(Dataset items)
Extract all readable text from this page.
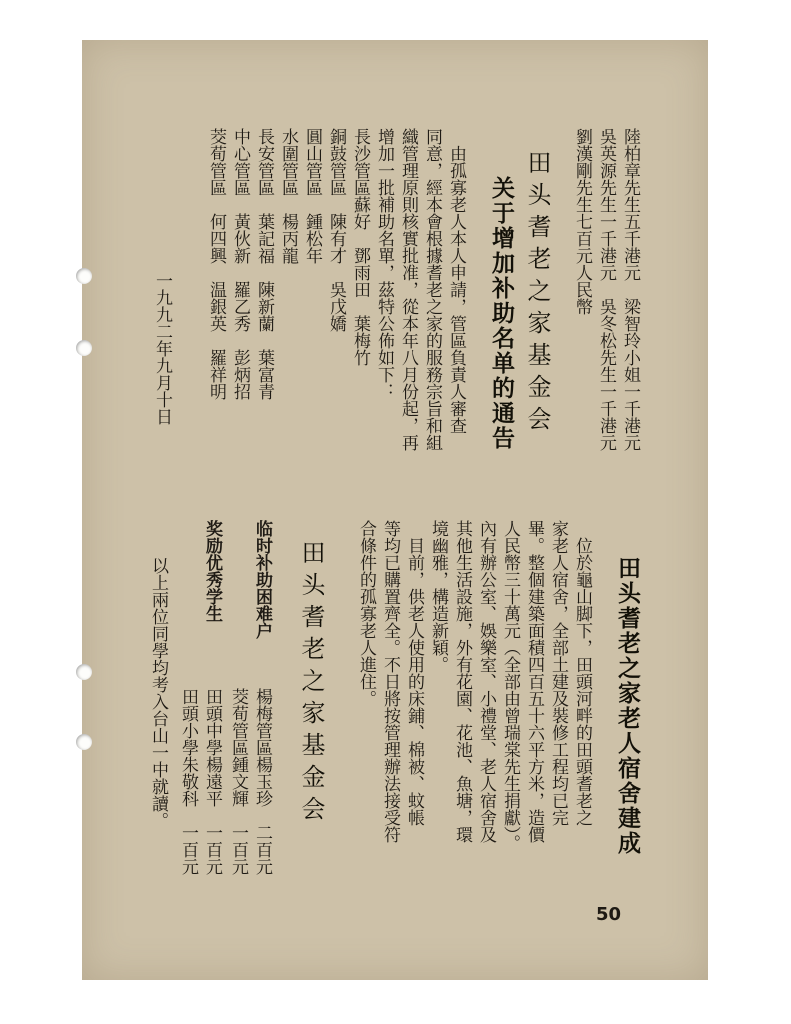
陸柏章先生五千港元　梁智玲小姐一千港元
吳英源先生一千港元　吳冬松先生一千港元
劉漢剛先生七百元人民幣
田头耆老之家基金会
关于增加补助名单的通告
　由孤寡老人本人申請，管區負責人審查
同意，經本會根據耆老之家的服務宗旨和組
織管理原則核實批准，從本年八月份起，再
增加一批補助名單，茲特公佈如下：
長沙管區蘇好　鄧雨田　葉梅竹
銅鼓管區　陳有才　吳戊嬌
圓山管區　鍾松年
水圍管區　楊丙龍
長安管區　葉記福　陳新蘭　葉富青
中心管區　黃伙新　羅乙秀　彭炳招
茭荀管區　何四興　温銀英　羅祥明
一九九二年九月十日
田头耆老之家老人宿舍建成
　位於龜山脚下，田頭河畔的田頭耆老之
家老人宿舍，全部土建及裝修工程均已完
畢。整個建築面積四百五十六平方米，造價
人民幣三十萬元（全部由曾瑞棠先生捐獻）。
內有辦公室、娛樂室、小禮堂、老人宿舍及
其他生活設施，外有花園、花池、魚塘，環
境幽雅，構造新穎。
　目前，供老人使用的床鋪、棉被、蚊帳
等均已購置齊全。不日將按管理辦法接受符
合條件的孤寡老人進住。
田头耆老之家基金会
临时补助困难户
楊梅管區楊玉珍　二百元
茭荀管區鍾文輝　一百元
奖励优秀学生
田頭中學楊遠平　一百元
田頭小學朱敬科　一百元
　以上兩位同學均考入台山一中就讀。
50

● PROMPT
Restate the full listing verbatim and drop every picture.

● FINISHED EXERCISE
Extract all readable text from this page.
陸柏章先生五千港元　梁智玲小姐一千港元
吳英源先生一千港元　吳冬松先生一千港元
劉漢剛先生七百元人民幣
田头耆老之家基金会
关于增加补助名单的通告
　由孤寡老人本人申請，管區負責人審查
同意，經本會根據耆老之家的服務宗旨和組
織管理原則核實批准，從本年八月份起，再
增加一批補助名單，茲特公佈如下：
長沙管區蘇好　鄧雨田　葉梅竹
銅鼓管區　陳有才　吳戊嬌
圓山管區　鍾松年
水圍管區　楊丙龍
長安管區　葉記福　陳新蘭　葉富青
中心管區　黃伙新　羅乙秀　彭炳招
茭荀管區　何四興　温銀英　羅祥明
一九九二年九月十日
田头耆老之家老人宿舍建成
　位於龜山脚下，田頭河畔的田頭耆老之
家老人宿舍，全部土建及裝修工程均已完
畢。整個建築面積四百五十六平方米，造價
人民幣三十萬元（全部由曾瑞棠先生捐獻）。
內有辦公室、娛樂室、小禮堂、老人宿舍及
其他生活設施，外有花園、花池、魚塘，環
境幽雅，構造新穎。
　目前，供老人使用的床鋪、棉被、蚊帳
等均已購置齊全。不日將按管理辦法接受符
合條件的孤寡老人進住。
田头耆老之家基金会
临时补助困难户
楊梅管區楊玉珍　二百元
茭荀管區鍾文輝　一百元
奖励优秀学生
田頭中學楊遠平　一百元
田頭小學朱敬科　一百元
　以上兩位同學均考入台山一中就讀。
50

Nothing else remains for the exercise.